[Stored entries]
========

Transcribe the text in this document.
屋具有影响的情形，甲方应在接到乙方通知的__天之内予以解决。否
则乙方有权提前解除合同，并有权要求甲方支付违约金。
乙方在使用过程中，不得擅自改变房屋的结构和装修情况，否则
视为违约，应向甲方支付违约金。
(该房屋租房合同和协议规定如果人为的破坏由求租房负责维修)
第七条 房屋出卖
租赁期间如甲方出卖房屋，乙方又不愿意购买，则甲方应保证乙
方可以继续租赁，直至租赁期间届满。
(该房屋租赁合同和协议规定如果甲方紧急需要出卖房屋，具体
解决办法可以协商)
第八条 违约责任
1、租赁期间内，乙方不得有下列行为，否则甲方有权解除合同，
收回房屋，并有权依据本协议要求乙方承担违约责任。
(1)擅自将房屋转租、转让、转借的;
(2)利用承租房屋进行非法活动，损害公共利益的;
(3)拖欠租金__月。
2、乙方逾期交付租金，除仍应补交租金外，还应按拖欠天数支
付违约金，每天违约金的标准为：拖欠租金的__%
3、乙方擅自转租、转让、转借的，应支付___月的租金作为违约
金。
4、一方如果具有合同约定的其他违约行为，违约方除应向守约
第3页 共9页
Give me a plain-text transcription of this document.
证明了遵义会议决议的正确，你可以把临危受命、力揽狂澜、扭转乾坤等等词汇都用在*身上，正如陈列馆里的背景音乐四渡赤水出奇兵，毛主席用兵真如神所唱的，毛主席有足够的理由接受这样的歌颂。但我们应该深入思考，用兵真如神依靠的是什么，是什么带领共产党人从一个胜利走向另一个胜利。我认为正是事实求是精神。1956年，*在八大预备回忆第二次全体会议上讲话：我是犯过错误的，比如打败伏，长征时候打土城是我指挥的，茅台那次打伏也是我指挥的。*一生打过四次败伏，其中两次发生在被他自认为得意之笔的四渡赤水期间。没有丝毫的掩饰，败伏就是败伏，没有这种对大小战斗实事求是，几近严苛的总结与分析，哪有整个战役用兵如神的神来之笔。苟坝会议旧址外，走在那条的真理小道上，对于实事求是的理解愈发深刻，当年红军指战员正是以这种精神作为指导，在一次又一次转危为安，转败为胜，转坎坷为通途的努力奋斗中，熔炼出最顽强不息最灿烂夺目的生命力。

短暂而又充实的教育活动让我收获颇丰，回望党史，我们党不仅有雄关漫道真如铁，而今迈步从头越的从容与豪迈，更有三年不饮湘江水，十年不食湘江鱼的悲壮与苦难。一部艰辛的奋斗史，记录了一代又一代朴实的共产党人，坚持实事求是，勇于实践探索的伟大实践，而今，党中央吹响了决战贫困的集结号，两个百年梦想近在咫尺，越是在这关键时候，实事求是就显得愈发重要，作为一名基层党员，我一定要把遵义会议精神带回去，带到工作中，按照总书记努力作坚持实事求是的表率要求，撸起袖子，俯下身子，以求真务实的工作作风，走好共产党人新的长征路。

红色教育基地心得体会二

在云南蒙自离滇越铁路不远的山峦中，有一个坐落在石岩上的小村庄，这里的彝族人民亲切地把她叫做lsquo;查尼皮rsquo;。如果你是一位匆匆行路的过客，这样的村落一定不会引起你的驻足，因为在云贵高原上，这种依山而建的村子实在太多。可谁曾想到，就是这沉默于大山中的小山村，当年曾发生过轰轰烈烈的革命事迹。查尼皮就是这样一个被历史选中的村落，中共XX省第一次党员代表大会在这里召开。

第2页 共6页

========

## Short exercise
Starting at the line with "Give me a plain-text", copy every line up to and including the last one in the entries above.

## Reply to the task
Give me a plain-text transcription of this document.
证明了遵义会议决议的正确，你可以把临危受命、力揽狂澜、扭转乾坤等等词汇都用在*身上，正如陈列馆里的背景音乐四渡赤水出奇兵，毛主席用兵真如神所唱的，毛主席有足够的理由接受这样的歌颂。但我们应该深入思考，用兵真如神依靠的是什么，是什么带领共产党人从一个胜利走向另一个胜利。我认为正是事实求是精神。1956年，*在八大预备回忆第二次全体会议上讲话：我是犯过错误的，比如打败伏，长征时候打土城是我指挥的，茅台那次打伏也是我指挥的。*一生打过四次败伏，其中两次发生在被他自认为得意之笔的四渡赤水期间。没有丝毫的掩饰，败伏就是败伏，没有这种对大小战斗实事求是，几近严苛的总结与分析，哪有整个战役用兵如神的神来之笔。苟坝会议旧址外，走在那条的真理小道上，对于实事求是的理解愈发深刻，当年红军指战员正是以这种精神作为指导，在一次又一次转危为安，转败为胜，转坎坷为通途的努力奋斗中，熔炼出最顽强不息最灿烂夺目的生命力。

短暂而又充实的教育活动让我收获颇丰，回望党史，我们党不仅有雄关漫道真如铁，而今迈步从头越的从容与豪迈，更有三年不饮湘江水，十年不食湘江鱼的悲壮与苦难。一部艰辛的奋斗史，记录了一代又一代朴实的共产党人，坚持实事求是，勇于实践探索的伟大实践，而今，党中央吹响了决战贫困的集结号，两个百年梦想近在咫尺，越是在这关键时候，实事求是就显得愈发重要，作为一名基层党员，我一定要把遵义会议精神带回去，带到工作中，按照总书记努力作坚持实事求是的表率要求，撸起袖子，俯下身子，以求真务实的工作作风，走好共产党人新的长征路。

红色教育基地心得体会二

在云南蒙自离滇越铁路不远的山峦中，有一个坐落在石岩上的小村庄，这里的彝族人民亲切地把她叫做lsquo;查尼皮rsquo;。如果你是一位匆匆行路的过客，这样的村落一定不会引起你的驻足，因为在云贵高原上，这种依山而建的村子实在太多。可谁曾想到，就是这沉默于大山中的小山村，当年曾发生过轰轰烈烈的革命事迹。查尼皮就是这样一个被历史选中的村落，中共XX省第一次党员代表大会在这里召开。

第2页 共6页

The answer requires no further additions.